- REQUIRED TASK:
Write the data out again exactly, with no pictures.

======== EXTRACTED ENTRIES

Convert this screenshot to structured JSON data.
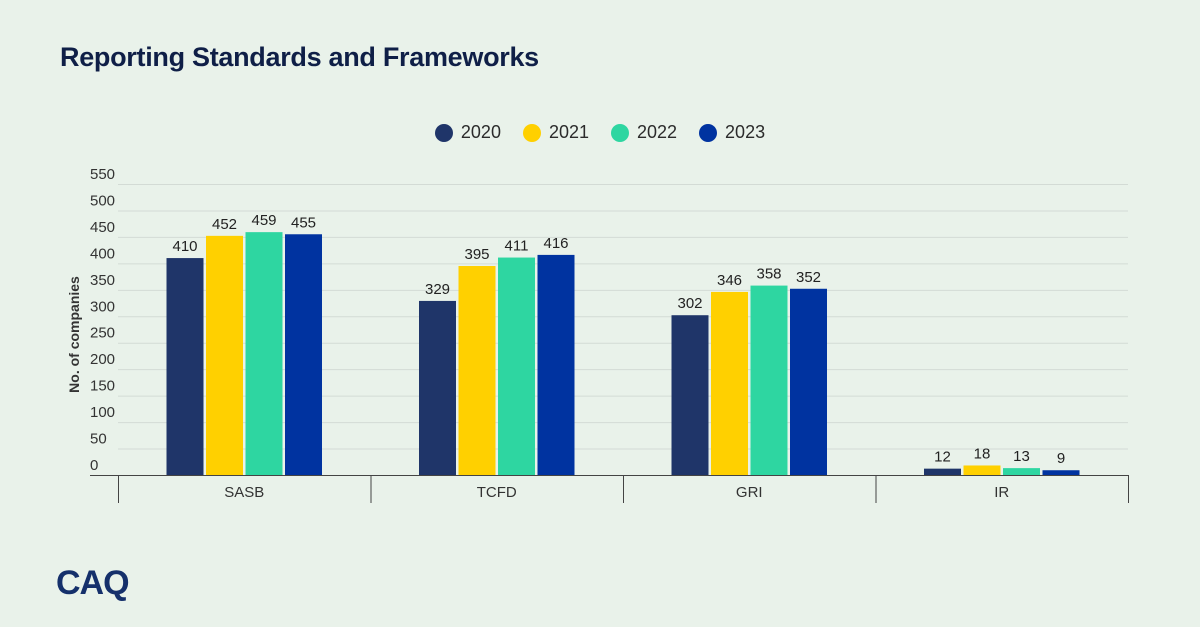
{
  "title": "Reporting Standards and Frameworks",
  "logo_text": "CAQ",
  "colors": [
    "#1f3569",
    "#ffd000",
    "#2ed6a1",
    "#0033a0"
  ],
  "chart_data": {
    "type": "bar",
    "title": "Reporting Standards and Frameworks",
    "ylabel": "No. of companies",
    "xlabel": "",
    "categories": [
      "SASB",
      "TCFD",
      "GRI",
      "IR"
    ],
    "series": [
      {
        "name": "2020",
        "values": [
          410,
          329,
          302,
          12
        ]
      },
      {
        "name": "2021",
        "values": [
          452,
          395,
          346,
          18
        ]
      },
      {
        "name": "2022",
        "values": [
          459,
          411,
          358,
          13
        ]
      },
      {
        "name": "2023",
        "values": [
          455,
          416,
          352,
          9
        ]
      }
    ],
    "ylim": [
      0,
      550
    ],
    "yticks": [
      0,
      50,
      100,
      150,
      200,
      250,
      300,
      350,
      400,
      450,
      500,
      550
    ],
    "grid": true,
    "legend_position": "top-center"
  }
}
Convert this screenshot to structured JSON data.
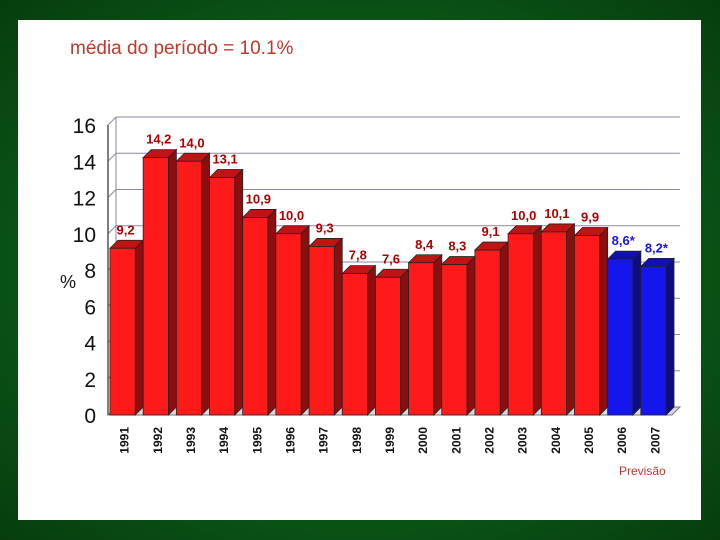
{
  "page": {
    "title": "média do período = 10.1%",
    "note": "Previsão"
  },
  "colors": {
    "actual": "#ff1a1a",
    "forecast": "#1515ee",
    "actual_label": "#b00000",
    "forecast_label": "#1515ee",
    "grid": "#8a8aa0"
  },
  "chart_data": {
    "type": "bar",
    "title": "média do período = 10.1%",
    "xlabel": "",
    "ylabel": "%",
    "ylim": [
      0,
      16
    ],
    "yticks": [
      0,
      2,
      4,
      6,
      8,
      10,
      12,
      14,
      16
    ],
    "categories": [
      "1991",
      "1992",
      "1993",
      "1994",
      "1995",
      "1996",
      "1997",
      "1998",
      "1999",
      "2000",
      "2001",
      "2002",
      "2003",
      "2004",
      "2005",
      "2006",
      "2007"
    ],
    "values": [
      9.2,
      14.2,
      14.0,
      13.1,
      10.9,
      10.0,
      9.3,
      7.8,
      7.6,
      8.4,
      8.3,
      9.1,
      10.0,
      10.1,
      9.9,
      8.6,
      8.2
    ],
    "labels": [
      "9,2",
      "14,2",
      "14,0",
      "13,1",
      "10,9",
      "10,0",
      "9,3",
      "7,8",
      "7,6",
      "8,4",
      "8,3",
      "9,1",
      "10,0",
      "10,1",
      "9,9",
      "8,6*",
      "8,2*"
    ],
    "forecast": [
      false,
      false,
      false,
      false,
      false,
      false,
      false,
      false,
      false,
      false,
      false,
      false,
      false,
      false,
      false,
      true,
      true
    ],
    "grid": true,
    "annotation": "Previsão"
  }
}
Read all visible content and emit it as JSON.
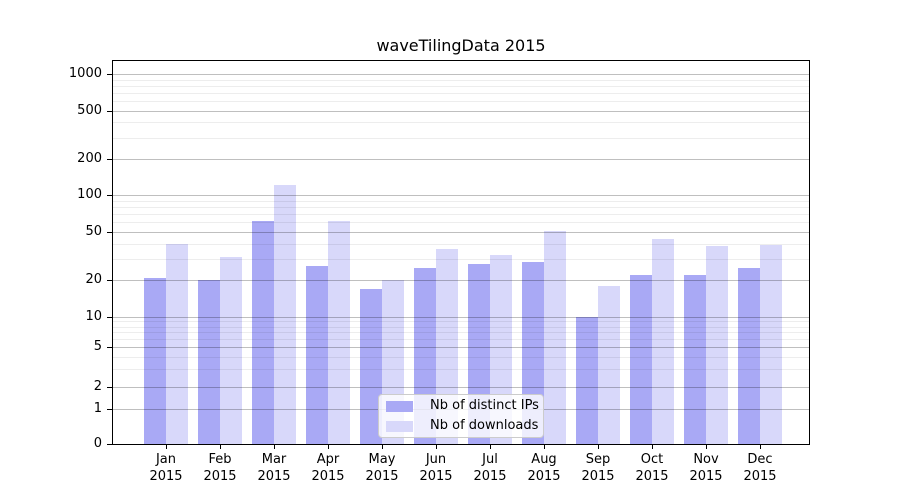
{
  "title": "waveTilingData 2015",
  "legend": {
    "items": [
      {
        "label": "Nb of distinct IPs",
        "color": "#a9a9f5"
      },
      {
        "label": "Nb of downloads",
        "color": "#d8d8fa"
      }
    ]
  },
  "y_axis": {
    "tick_labels": [
      "0",
      "1",
      "2",
      "5",
      "10",
      "20",
      "50",
      "100",
      "200",
      "500",
      "1000"
    ]
  },
  "x_axis": {
    "year_line": "2015"
  },
  "chart_data": {
    "type": "bar",
    "title": "waveTilingData 2015",
    "categories": [
      "Jan",
      "Feb",
      "Mar",
      "Apr",
      "May",
      "Jun",
      "Jul",
      "Aug",
      "Sep",
      "Oct",
      "Nov",
      "Dec"
    ],
    "year": "2015",
    "series": [
      {
        "name": "Nb of distinct IPs",
        "color": "#a9a9f5",
        "values": [
          21,
          20,
          62,
          26,
          17,
          25,
          27,
          28,
          10,
          22,
          22,
          25
        ]
      },
      {
        "name": "Nb of downloads",
        "color": "#d8d8fa",
        "values": [
          40,
          31,
          122,
          61,
          20,
          36,
          32,
          51,
          18,
          44,
          38,
          39
        ]
      }
    ],
    "yticks": [
      0,
      1,
      2,
      5,
      10,
      20,
      50,
      100,
      200,
      500,
      1000
    ],
    "yscale": "log-like with compressed 0-10 region (ticks 0,1,2,5,10,20,50,100,200,500,1000)",
    "ylim": [
      0,
      1300
    ],
    "grid": true,
    "grid_major_color": "#c0c0c0",
    "grid_minor_color": "#ececec",
    "legend_position": "lower center inside plot"
  }
}
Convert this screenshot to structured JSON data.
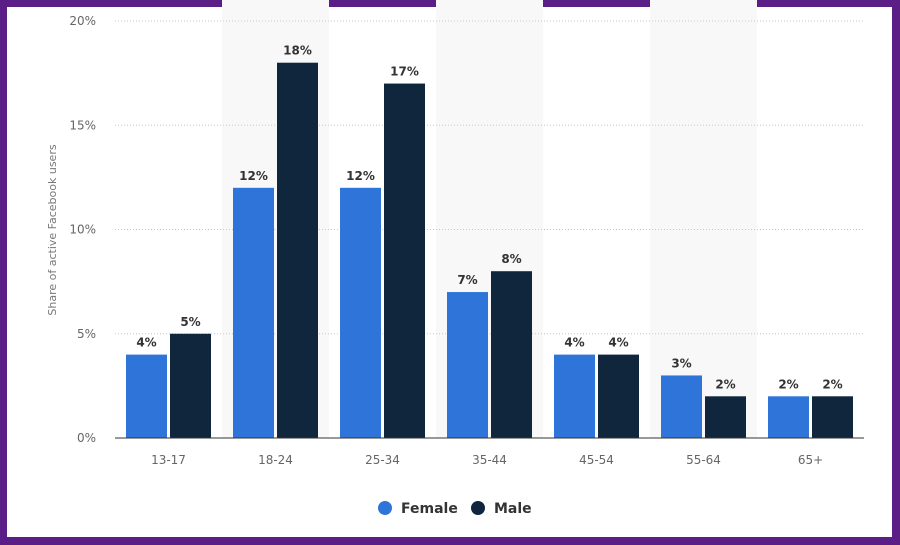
{
  "chart_data": {
    "type": "bar",
    "ylabel": "Share of active Facebook users",
    "xlabel": "",
    "ylim": [
      0,
      20
    ],
    "yticks": [
      "0%",
      "5%",
      "10%",
      "15%",
      "20%"
    ],
    "categories": [
      "13-17",
      "18-24",
      "25-34",
      "35-44",
      "45-54",
      "55-64",
      "65+"
    ],
    "series": [
      {
        "name": "Female",
        "color": "#2f75d9",
        "values": [
          4,
          12,
          12,
          7,
          4,
          3,
          2
        ],
        "labels": [
          "4%",
          "12%",
          "12%",
          "7%",
          "4%",
          "3%",
          "2%"
        ]
      },
      {
        "name": "Male",
        "color": "#10263d",
        "values": [
          5,
          18,
          17,
          8,
          4,
          2,
          2
        ],
        "labels": [
          "5%",
          "18%",
          "17%",
          "8%",
          "4%",
          "2%",
          "2%"
        ]
      }
    ],
    "grid": true,
    "legend_position": "bottom-center"
  }
}
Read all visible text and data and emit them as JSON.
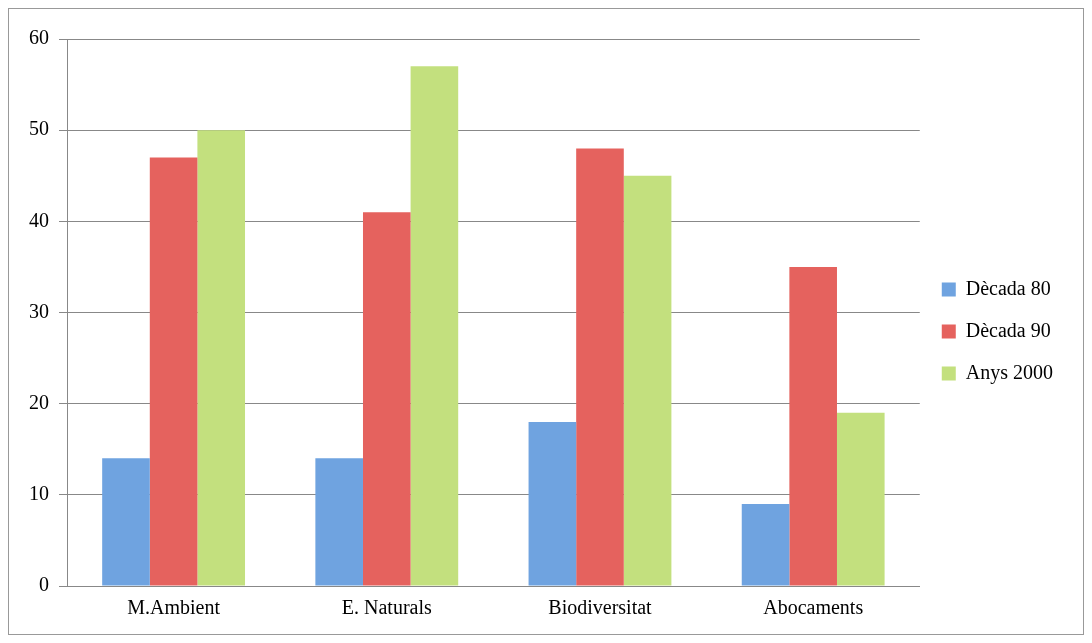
{
  "chart_data": {
    "type": "bar",
    "categories": [
      "M.Ambient",
      "E. Naturals",
      "Biodiversitat",
      "Abocaments"
    ],
    "series": [
      {
        "name": "Dècada 80",
        "color": "#6fa3e0",
        "values": [
          14,
          14,
          18,
          9
        ]
      },
      {
        "name": "Dècada 90",
        "color": "#e5625e",
        "values": [
          47,
          41,
          48,
          35
        ]
      },
      {
        "name": "Anys 2000",
        "color": "#c3e07e",
        "values": [
          50,
          57,
          45,
          19
        ]
      }
    ],
    "ylim": [
      0,
      60
    ],
    "yticks": [
      0,
      10,
      20,
      30,
      40,
      50,
      60
    ],
    "grid": "y",
    "legend": "right"
  }
}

================

- SOLUTION FOR THIS TASK:
Convert this screenshot to structured JSON data.
{
  "title": "Reporting Standards and Frameworks",
  "logo_text": "CAQ",
  "colors": [
    "#1f3569",
    "#ffd000",
    "#2ed6a1",
    "#0033a0"
  ],
  "chart_data": {
    "type": "bar",
    "title": "Reporting Standards and Frameworks",
    "ylabel": "No. of companies",
    "xlabel": "",
    "categories": [
      "SASB",
      "TCFD",
      "GRI",
      "IR"
    ],
    "series": [
      {
        "name": "2020",
        "values": [
          410,
          329,
          302,
          12
        ]
      },
      {
        "name": "2021",
        "values": [
          452,
          395,
          346,
          18
        ]
      },
      {
        "name": "2022",
        "values": [
          459,
          411,
          358,
          13
        ]
      },
      {
        "name": "2023",
        "values": [
          455,
          416,
          352,
          9
        ]
      }
    ],
    "ylim": [
      0,
      550
    ],
    "yticks": [
      0,
      50,
      100,
      150,
      200,
      250,
      300,
      350,
      400,
      450,
      500,
      550
    ],
    "grid": true,
    "legend_position": "top-center"
  }
}
Convert this screenshot to structured JSON data.
{
  "page": {
    "title": "média do período = 10.1%",
    "note": "Previsão"
  },
  "colors": {
    "actual": "#ff1a1a",
    "forecast": "#1515ee",
    "actual_label": "#b00000",
    "forecast_label": "#1515ee",
    "grid": "#8a8aa0"
  },
  "chart_data": {
    "type": "bar",
    "title": "média do período = 10.1%",
    "xlabel": "",
    "ylabel": "%",
    "ylim": [
      0,
      16
    ],
    "yticks": [
      0,
      2,
      4,
      6,
      8,
      10,
      12,
      14,
      16
    ],
    "categories": [
      "1991",
      "1992",
      "1993",
      "1994",
      "1995",
      "1996",
      "1997",
      "1998",
      "1999",
      "2000",
      "2001",
      "2002",
      "2003",
      "2004",
      "2005",
      "2006",
      "2007"
    ],
    "values": [
      9.2,
      14.2,
      14.0,
      13.1,
      10.9,
      10.0,
      9.3,
      7.8,
      7.6,
      8.4,
      8.3,
      9.1,
      10.0,
      10.1,
      9.9,
      8.6,
      8.2
    ],
    "labels": [
      "9,2",
      "14,2",
      "14,0",
      "13,1",
      "10,9",
      "10,0",
      "9,3",
      "7,8",
      "7,6",
      "8,4",
      "8,3",
      "9,1",
      "10,0",
      "10,1",
      "9,9",
      "8,6*",
      "8,2*"
    ],
    "forecast": [
      false,
      false,
      false,
      false,
      false,
      false,
      false,
      false,
      false,
      false,
      false,
      false,
      false,
      false,
      false,
      true,
      true
    ],
    "grid": true,
    "annotation": "Previsão"
  }
}
Read all visible content and emit it as JSON.
{
  "title": "waveTilingData 2015",
  "legend": {
    "items": [
      {
        "label": "Nb of distinct IPs",
        "color": "#a9a9f5"
      },
      {
        "label": "Nb of downloads",
        "color": "#d8d8fa"
      }
    ]
  },
  "y_axis": {
    "tick_labels": [
      "0",
      "1",
      "2",
      "5",
      "10",
      "20",
      "50",
      "100",
      "200",
      "500",
      "1000"
    ]
  },
  "x_axis": {
    "year_line": "2015"
  },
  "chart_data": {
    "type": "bar",
    "title": "waveTilingData 2015",
    "categories": [
      "Jan",
      "Feb",
      "Mar",
      "Apr",
      "May",
      "Jun",
      "Jul",
      "Aug",
      "Sep",
      "Oct",
      "Nov",
      "Dec"
    ],
    "year": "2015",
    "series": [
      {
        "name": "Nb of distinct IPs",
        "color": "#a9a9f5",
        "values": [
          21,
          20,
          62,
          26,
          17,
          25,
          27,
          28,
          10,
          22,
          22,
          25
        ]
      },
      {
        "name": "Nb of downloads",
        "color": "#d8d8fa",
        "values": [
          40,
          31,
          122,
          61,
          20,
          36,
          32,
          51,
          18,
          44,
          38,
          39
        ]
      }
    ],
    "yticks": [
      0,
      1,
      2,
      5,
      10,
      20,
      50,
      100,
      200,
      500,
      1000
    ],
    "yscale": "log-like with compressed 0-10 region (ticks 0,1,2,5,10,20,50,100,200,500,1000)",
    "ylim": [
      0,
      1300
    ],
    "grid": true,
    "grid_major_color": "#c0c0c0",
    "grid_minor_color": "#ececec",
    "legend_position": "lower center inside plot"
  }
}
Convert this screenshot to structured JSON data.
{
  "chart_data": {
    "type": "bar",
    "ylabel": "Share of active Facebook users",
    "xlabel": "",
    "ylim": [
      0,
      20
    ],
    "yticks": [
      "0%",
      "5%",
      "10%",
      "15%",
      "20%"
    ],
    "categories": [
      "13-17",
      "18-24",
      "25-34",
      "35-44",
      "45-54",
      "55-64",
      "65+"
    ],
    "series": [
      {
        "name": "Female",
        "color": "#2f75d9",
        "values": [
          4,
          12,
          12,
          7,
          4,
          3,
          2
        ],
        "labels": [
          "4%",
          "12%",
          "12%",
          "7%",
          "4%",
          "3%",
          "2%"
        ]
      },
      {
        "name": "Male",
        "color": "#10263d",
        "values": [
          5,
          18,
          17,
          8,
          4,
          2,
          2
        ],
        "labels": [
          "5%",
          "18%",
          "17%",
          "8%",
          "4%",
          "2%",
          "2%"
        ]
      }
    ],
    "grid": true,
    "legend_position": "bottom-center"
  }
}
Read all visible text and data and emit them as JSON.
{
  "chart_data": {
    "type": "bar",
    "categories": [
      "M.Ambient",
      "E. Naturals",
      "Biodiversitat",
      "Abocaments"
    ],
    "series": [
      {
        "name": "Dècada 80",
        "color": "#6fa3e0",
        "values": [
          14,
          14,
          18,
          9
        ]
      },
      {
        "name": "Dècada 90",
        "color": "#e5625e",
        "values": [
          47,
          41,
          48,
          35
        ]
      },
      {
        "name": "Anys 2000",
        "color": "#c3e07e",
        "values": [
          50,
          57,
          45,
          19
        ]
      }
    ],
    "ylim": [
      0,
      60
    ],
    "yticks": [
      0,
      10,
      20,
      30,
      40,
      50,
      60
    ],
    "grid": "y",
    "legend": "right"
  }
}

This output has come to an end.